Records:
— BEGIN —

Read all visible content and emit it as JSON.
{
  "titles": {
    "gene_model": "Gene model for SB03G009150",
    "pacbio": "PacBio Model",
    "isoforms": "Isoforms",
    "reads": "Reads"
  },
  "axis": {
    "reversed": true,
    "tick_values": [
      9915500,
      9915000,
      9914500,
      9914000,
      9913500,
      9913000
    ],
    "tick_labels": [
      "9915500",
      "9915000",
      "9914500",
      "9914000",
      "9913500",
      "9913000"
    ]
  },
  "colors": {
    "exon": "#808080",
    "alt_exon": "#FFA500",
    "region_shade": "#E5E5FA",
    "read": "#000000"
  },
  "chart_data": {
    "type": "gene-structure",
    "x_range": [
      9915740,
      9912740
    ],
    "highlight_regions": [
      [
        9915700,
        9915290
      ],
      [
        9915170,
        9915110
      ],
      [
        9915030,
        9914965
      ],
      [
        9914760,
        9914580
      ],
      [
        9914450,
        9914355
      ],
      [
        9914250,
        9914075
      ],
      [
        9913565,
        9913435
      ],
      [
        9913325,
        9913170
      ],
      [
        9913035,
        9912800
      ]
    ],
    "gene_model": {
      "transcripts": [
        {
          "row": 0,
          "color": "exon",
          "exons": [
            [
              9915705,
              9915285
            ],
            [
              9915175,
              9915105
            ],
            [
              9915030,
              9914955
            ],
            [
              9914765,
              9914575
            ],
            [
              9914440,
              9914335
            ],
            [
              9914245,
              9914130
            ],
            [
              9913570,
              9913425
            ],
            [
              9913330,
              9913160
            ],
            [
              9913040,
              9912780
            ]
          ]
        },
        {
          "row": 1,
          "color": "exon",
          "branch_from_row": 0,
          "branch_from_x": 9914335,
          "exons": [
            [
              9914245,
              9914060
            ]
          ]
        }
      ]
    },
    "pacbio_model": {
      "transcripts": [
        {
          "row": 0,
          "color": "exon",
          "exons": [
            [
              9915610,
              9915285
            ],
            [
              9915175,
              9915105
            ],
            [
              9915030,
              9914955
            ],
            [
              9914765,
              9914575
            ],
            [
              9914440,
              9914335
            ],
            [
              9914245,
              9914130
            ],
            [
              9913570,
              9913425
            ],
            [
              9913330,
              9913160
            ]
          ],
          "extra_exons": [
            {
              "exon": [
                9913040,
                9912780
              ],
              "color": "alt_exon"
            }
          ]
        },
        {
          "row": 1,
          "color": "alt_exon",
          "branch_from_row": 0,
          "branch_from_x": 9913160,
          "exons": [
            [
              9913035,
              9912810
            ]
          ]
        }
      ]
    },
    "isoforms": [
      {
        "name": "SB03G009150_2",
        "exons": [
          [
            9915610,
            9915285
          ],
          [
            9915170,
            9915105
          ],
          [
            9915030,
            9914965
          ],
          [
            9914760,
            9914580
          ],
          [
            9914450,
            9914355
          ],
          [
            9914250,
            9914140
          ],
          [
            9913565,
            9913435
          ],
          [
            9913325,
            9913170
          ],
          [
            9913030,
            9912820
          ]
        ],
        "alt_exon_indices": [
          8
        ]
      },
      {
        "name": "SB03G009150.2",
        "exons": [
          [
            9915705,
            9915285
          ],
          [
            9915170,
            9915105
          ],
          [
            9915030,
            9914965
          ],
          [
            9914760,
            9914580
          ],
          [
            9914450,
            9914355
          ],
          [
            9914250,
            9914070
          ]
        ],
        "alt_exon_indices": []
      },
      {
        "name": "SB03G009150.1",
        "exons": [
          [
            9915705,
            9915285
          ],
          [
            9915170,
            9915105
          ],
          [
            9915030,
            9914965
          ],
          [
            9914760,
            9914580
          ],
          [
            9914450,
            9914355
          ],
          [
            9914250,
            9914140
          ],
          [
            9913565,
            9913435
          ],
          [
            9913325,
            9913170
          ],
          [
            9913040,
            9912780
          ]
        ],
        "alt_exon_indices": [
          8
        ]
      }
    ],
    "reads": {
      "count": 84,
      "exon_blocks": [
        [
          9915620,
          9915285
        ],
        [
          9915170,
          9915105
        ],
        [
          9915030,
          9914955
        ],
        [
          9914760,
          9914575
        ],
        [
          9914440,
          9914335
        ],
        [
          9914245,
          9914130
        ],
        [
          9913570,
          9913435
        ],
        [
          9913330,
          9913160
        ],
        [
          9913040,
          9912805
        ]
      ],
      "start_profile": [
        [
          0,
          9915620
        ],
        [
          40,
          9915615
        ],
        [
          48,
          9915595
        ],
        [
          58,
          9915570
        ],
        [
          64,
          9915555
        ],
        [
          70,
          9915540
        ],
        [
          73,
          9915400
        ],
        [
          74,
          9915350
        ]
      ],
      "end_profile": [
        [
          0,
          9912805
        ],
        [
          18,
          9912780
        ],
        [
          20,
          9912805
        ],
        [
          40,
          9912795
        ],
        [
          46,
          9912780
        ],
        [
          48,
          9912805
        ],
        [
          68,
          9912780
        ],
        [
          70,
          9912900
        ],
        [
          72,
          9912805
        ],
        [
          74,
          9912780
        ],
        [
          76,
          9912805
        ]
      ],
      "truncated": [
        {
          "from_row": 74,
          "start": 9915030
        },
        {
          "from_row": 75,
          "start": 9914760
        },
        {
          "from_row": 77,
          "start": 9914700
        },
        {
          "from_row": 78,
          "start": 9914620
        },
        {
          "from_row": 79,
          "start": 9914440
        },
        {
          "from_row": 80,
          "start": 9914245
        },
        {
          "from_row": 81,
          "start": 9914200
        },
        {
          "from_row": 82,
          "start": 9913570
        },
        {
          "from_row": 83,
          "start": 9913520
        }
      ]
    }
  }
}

— END —

Extract the complete listing above, reproducing each line exactly.

■ Reply to the task ■
Read all visible content and emit it as JSON.
{
  "titles": {
    "gene_model": "Gene model for SB03G009150",
    "pacbio": "PacBio Model",
    "isoforms": "Isoforms",
    "reads": "Reads"
  },
  "axis": {
    "reversed": true,
    "tick_values": [
      9915500,
      9915000,
      9914500,
      9914000,
      9913500,
      9913000
    ],
    "tick_labels": [
      "9915500",
      "9915000",
      "9914500",
      "9914000",
      "9913500",
      "9913000"
    ]
  },
  "colors": {
    "exon": "#808080",
    "alt_exon": "#FFA500",
    "region_shade": "#E5E5FA",
    "read": "#000000"
  },
  "chart_data": {
    "type": "gene-structure",
    "x_range": [
      9915740,
      9912740
    ],
    "highlight_regions": [
      [
        9915700,
        9915290
      ],
      [
        9915170,
        9915110
      ],
      [
        9915030,
        9914965
      ],
      [
        9914760,
        9914580
      ],
      [
        9914450,
        9914355
      ],
      [
        9914250,
        9914075
      ],
      [
        9913565,
        9913435
      ],
      [
        9913325,
        9913170
      ],
      [
        9913035,
        9912800
      ]
    ],
    "gene_model": {
      "transcripts": [
        {
          "row": 0,
          "color": "exon",
          "exons": [
            [
              9915705,
              9915285
            ],
            [
              9915175,
              9915105
            ],
            [
              9915030,
              9914955
            ],
            [
              9914765,
              9914575
            ],
            [
              9914440,
              9914335
            ],
            [
              9914245,
              9914130
            ],
            [
              9913570,
              9913425
            ],
            [
              9913330,
              9913160
            ],
            [
              9913040,
              9912780
            ]
          ]
        },
        {
          "row": 1,
          "color": "exon",
          "branch_from_row": 0,
          "branch_from_x": 9914335,
          "exons": [
            [
              9914245,
              9914060
            ]
          ]
        }
      ]
    },
    "pacbio_model": {
      "transcripts": [
        {
          "row": 0,
          "color": "exon",
          "exons": [
            [
              9915610,
              9915285
            ],
            [
              9915175,
              9915105
            ],
            [
              9915030,
              9914955
            ],
            [
              9914765,
              9914575
            ],
            [
              9914440,
              9914335
            ],
            [
              9914245,
              9914130
            ],
            [
              9913570,
              9913425
            ],
            [
              9913330,
              9913160
            ]
          ],
          "extra_exons": [
            {
              "exon": [
                9913040,
                9912780
              ],
              "color": "alt_exon"
            }
          ]
        },
        {
          "row": 1,
          "color": "alt_exon",
          "branch_from_row": 0,
          "branch_from_x": 9913160,
          "exons": [
            [
              9913035,
              9912810
            ]
          ]
        }
      ]
    },
    "isoforms": [
      {
        "name": "SB03G009150_2",
        "exons": [
          [
            9915610,
            9915285
          ],
          [
            9915170,
            9915105
          ],
          [
            9915030,
            9914965
          ],
          [
            9914760,
            9914580
          ],
          [
            9914450,
            9914355
          ],
          [
            9914250,
            9914140
          ],
          [
            9913565,
            9913435
          ],
          [
            9913325,
            9913170
          ],
          [
            9913030,
            9912820
          ]
        ],
        "alt_exon_indices": [
          8
        ]
      },
      {
        "name": "SB03G009150.2",
        "exons": [
          [
            9915705,
            9915285
          ],
          [
            9915170,
            9915105
          ],
          [
            9915030,
            9914965
          ],
          [
            9914760,
            9914580
          ],
          [
            9914450,
            9914355
          ],
          [
            9914250,
            9914070
          ]
        ],
        "alt_exon_indices": []
      },
      {
        "name": "SB03G009150.1",
        "exons": [
          [
            9915705,
            9915285
          ],
          [
            9915170,
            9915105
          ],
          [
            9915030,
            9914965
          ],
          [
            9914760,
            9914580
          ],
          [
            9914450,
            9914355
          ],
          [
            9914250,
            9914140
          ],
          [
            9913565,
            9913435
          ],
          [
            9913325,
            9913170
          ],
          [
            9913040,
            9912780
          ]
        ],
        "alt_exon_indices": [
          8
        ]
      }
    ],
    "reads": {
      "count": 84,
      "exon_blocks": [
        [
          9915620,
          9915285
        ],
        [
          9915170,
          9915105
        ],
        [
          9915030,
          9914955
        ],
        [
          9914760,
          9914575
        ],
        [
          9914440,
          9914335
        ],
        [
          9914245,
          9914130
        ],
        [
          9913570,
          9913435
        ],
        [
          9913330,
          9913160
        ],
        [
          9913040,
          9912805
        ]
      ],
      "start_profile": [
        [
          0,
          9915620
        ],
        [
          40,
          9915615
        ],
        [
          48,
          9915595
        ],
        [
          58,
          9915570
        ],
        [
          64,
          9915555
        ],
        [
          70,
          9915540
        ],
        [
          73,
          9915400
        ],
        [
          74,
          9915350
        ]
      ],
      "end_profile": [
        [
          0,
          9912805
        ],
        [
          18,
          9912780
        ],
        [
          20,
          9912805
        ],
        [
          40,
          9912795
        ],
        [
          46,
          9912780
        ],
        [
          48,
          9912805
        ],
        [
          68,
          9912780
        ],
        [
          70,
          9912900
        ],
        [
          72,
          9912805
        ],
        [
          74,
          9912780
        ],
        [
          76,
          9912805
        ]
      ],
      "truncated": [
        {
          "from_row": 74,
          "start": 9915030
        },
        {
          "from_row": 75,
          "start": 9914760
        },
        {
          "from_row": 77,
          "start": 9914700
        },
        {
          "from_row": 78,
          "start": 9914620
        },
        {
          "from_row": 79,
          "start": 9914440
        },
        {
          "from_row": 80,
          "start": 9914245
        },
        {
          "from_row": 81,
          "start": 9914200
        },
        {
          "from_row": 82,
          "start": 9913570
        },
        {
          "from_row": 83,
          "start": 9913520
        }
      ]
    }
  }
}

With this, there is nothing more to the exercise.